- _Set task_: Rewrite the rows below, replacing "bounding boxes" with "box coordinates" wherever it occurs and leaving everything else unchanged. Omit the pictures from your answer.

--------------------------------------------------

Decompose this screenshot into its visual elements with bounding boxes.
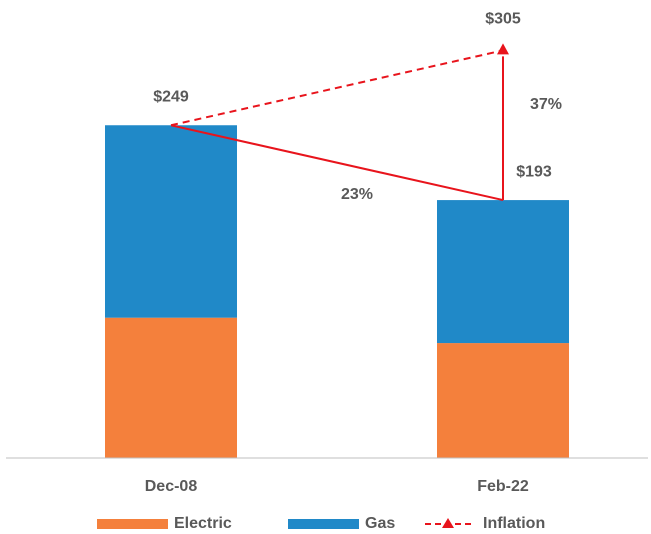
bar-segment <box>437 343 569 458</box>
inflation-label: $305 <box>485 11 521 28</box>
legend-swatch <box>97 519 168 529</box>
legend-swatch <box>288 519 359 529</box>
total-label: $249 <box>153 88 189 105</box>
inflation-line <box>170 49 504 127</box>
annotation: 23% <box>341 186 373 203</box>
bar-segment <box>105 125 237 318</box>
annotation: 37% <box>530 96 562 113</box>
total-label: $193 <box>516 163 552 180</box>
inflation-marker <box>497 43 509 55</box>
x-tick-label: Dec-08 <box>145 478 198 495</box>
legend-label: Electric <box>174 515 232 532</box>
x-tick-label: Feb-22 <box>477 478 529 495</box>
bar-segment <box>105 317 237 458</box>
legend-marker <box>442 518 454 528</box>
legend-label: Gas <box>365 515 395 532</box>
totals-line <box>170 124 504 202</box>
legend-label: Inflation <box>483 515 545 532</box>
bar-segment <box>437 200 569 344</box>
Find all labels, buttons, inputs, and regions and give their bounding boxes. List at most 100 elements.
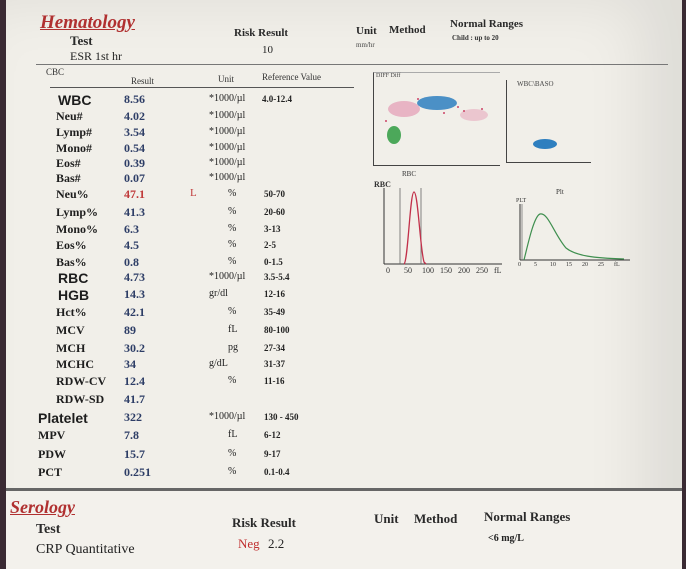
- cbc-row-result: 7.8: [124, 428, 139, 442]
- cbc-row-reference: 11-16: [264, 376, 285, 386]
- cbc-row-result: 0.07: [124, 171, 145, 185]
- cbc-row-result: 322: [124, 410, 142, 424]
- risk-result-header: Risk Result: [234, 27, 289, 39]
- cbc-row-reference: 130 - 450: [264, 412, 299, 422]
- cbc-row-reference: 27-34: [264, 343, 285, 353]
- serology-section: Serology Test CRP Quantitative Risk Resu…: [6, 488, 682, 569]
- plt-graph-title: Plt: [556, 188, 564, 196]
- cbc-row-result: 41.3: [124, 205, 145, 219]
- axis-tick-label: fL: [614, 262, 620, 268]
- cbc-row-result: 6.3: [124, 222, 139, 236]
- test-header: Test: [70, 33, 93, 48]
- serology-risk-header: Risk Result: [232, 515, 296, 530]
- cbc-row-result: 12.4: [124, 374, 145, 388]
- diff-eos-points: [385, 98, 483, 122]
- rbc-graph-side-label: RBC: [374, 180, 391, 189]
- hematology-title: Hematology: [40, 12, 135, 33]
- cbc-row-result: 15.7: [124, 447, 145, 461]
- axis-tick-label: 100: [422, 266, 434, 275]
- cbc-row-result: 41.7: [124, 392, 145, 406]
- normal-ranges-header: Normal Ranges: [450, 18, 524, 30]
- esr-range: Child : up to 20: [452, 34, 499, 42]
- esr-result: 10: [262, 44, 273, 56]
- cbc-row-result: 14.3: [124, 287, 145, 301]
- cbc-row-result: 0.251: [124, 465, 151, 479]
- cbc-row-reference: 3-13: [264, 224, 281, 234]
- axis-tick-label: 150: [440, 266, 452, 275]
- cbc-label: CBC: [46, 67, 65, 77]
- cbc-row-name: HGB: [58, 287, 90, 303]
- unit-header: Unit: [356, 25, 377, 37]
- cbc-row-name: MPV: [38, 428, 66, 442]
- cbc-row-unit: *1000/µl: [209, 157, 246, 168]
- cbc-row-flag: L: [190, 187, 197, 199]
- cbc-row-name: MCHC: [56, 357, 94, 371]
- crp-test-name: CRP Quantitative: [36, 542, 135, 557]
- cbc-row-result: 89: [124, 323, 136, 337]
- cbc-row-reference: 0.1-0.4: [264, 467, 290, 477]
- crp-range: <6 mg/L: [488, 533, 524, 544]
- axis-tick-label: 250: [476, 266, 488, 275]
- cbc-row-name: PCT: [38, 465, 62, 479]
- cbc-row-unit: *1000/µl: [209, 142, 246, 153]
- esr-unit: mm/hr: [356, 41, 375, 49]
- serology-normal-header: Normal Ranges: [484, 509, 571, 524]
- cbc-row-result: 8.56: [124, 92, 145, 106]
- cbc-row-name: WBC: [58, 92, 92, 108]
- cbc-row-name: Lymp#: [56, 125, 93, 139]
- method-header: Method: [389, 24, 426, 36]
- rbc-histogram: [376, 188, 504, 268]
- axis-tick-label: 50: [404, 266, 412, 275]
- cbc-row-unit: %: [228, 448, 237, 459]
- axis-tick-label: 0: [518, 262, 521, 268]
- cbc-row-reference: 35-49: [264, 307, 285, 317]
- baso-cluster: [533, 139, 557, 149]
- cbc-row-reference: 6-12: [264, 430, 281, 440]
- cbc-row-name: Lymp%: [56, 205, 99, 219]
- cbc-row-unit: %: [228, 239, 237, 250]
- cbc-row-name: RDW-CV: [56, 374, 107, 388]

--------------------------------------------------

- _Answer to this exercise_:
Decompose this screenshot into its visual elements with box coordinates.
bar-segment <box>437 343 569 458</box>
inflation-label: $305 <box>485 11 521 28</box>
legend-swatch <box>97 519 168 529</box>
legend-swatch <box>288 519 359 529</box>
total-label: $249 <box>153 88 189 105</box>
inflation-line <box>170 49 504 127</box>
annotation: 23% <box>341 186 373 203</box>
bar-segment <box>105 125 237 318</box>
annotation: 37% <box>530 96 562 113</box>
total-label: $193 <box>516 163 552 180</box>
inflation-marker <box>497 43 509 55</box>
x-tick-label: Dec-08 <box>145 478 198 495</box>
legend-label: Electric <box>174 515 232 532</box>
x-tick-label: Feb-22 <box>477 478 529 495</box>
bar-segment <box>105 317 237 458</box>
legend-marker <box>442 518 454 528</box>
legend-label: Gas <box>365 515 395 532</box>
totals-line <box>170 124 504 202</box>
legend-label: Inflation <box>483 515 545 532</box>
bar-segment <box>437 200 569 344</box>
Find all labels, buttons, inputs, and regions and give their box coordinates. List at most 100 elements.
- cbc-row-result: 7.8: [124, 428, 139, 442]
- cbc-row-reference: 11-16: [264, 376, 285, 386]
- cbc-row-result: 0.07: [124, 171, 145, 185]
- cbc-row-result: 322: [124, 410, 142, 424]
- risk-result-header: Risk Result: [234, 27, 289, 39]
- cbc-row-reference: 130 - 450: [264, 412, 299, 422]
- cbc-row-reference: 27-34: [264, 343, 285, 353]
- serology-section: Serology Test CRP Quantitative Risk Resu…: [6, 488, 682, 569]
- plt-graph-title: Plt: [556, 188, 564, 196]
- cbc-row-result: 41.3: [124, 205, 145, 219]
- axis-tick-label: fL: [614, 262, 620, 268]
- cbc-row-result: 6.3: [124, 222, 139, 236]
- test-header: Test: [70, 33, 93, 48]
- serology-risk-header: Risk Result: [232, 515, 296, 530]
- cbc-row-result: 12.4: [124, 374, 145, 388]
- diff-eos-points: [385, 98, 483, 122]
- rbc-graph-side-label: RBC: [374, 180, 391, 189]
- hematology-title: Hematology: [40, 12, 135, 33]
- cbc-row-result: 15.7: [124, 447, 145, 461]
- axis-tick-label: 100: [422, 266, 434, 275]
- cbc-row-result: 41.7: [124, 392, 145, 406]
- normal-ranges-header: Normal Ranges: [450, 18, 524, 30]
- esr-range: Child : up to 20: [452, 34, 499, 42]
- esr-result: 10: [262, 44, 273, 56]
- cbc-row-result: 14.3: [124, 287, 145, 301]
- cbc-row-result: 0.251: [124, 465, 151, 479]
- cbc-row-reference: 3-13: [264, 224, 281, 234]
- axis-tick-label: 150: [440, 266, 452, 275]
- cbc-label: CBC: [46, 67, 65, 77]
- cbc-row-name: HGB: [58, 287, 90, 303]
- unit-header: Unit: [356, 25, 377, 37]
- cbc-row-name: MPV: [38, 428, 66, 442]
- cbc-row-unit: *1000/µl: [209, 157, 246, 168]
- cbc-row-flag: L: [190, 187, 197, 199]
- cbc-row-name: MCHC: [56, 357, 94, 371]
- crp-test-name: CRP Quantitative: [36, 542, 135, 557]
- cbc-row-result: 89: [124, 323, 136, 337]
- cbc-row-reference: 0.1-0.4: [264, 467, 290, 477]
- crp-range: <6 mg/L: [488, 533, 524, 544]
- axis-tick-label: 250: [476, 266, 488, 275]
- cbc-row-name: PCT: [38, 465, 62, 479]
- cbc-row-unit: *1000/µl: [209, 142, 246, 153]
- esr-unit: mm/hr: [356, 41, 375, 49]
- serology-normal-header: Normal Ranges: [484, 509, 571, 524]
- cbc-row-result: 8.56: [124, 92, 145, 106]
- cbc-row-name: WBC: [58, 92, 92, 108]
- cbc-row-name: Lymp#: [56, 125, 93, 139]
- method-header: Method: [389, 24, 426, 36]
- rbc-histogram: [376, 188, 504, 268]
- axis-tick-label: 50: [404, 266, 412, 275]
- cbc-row-unit: %: [228, 448, 237, 459]
- axis-tick-label: 0: [518, 262, 521, 268]
- cbc-row-reference: 35-49: [264, 307, 285, 317]
- baso-cluster: [533, 139, 557, 149]
- cbc-row-reference: 6-12: [264, 430, 281, 440]
- cbc-row-name: Lymp%: [56, 205, 99, 219]
- cbc-row-unit: %: [228, 239, 237, 250]
- cbc-row-name: RDW-CV: [56, 374, 107, 388]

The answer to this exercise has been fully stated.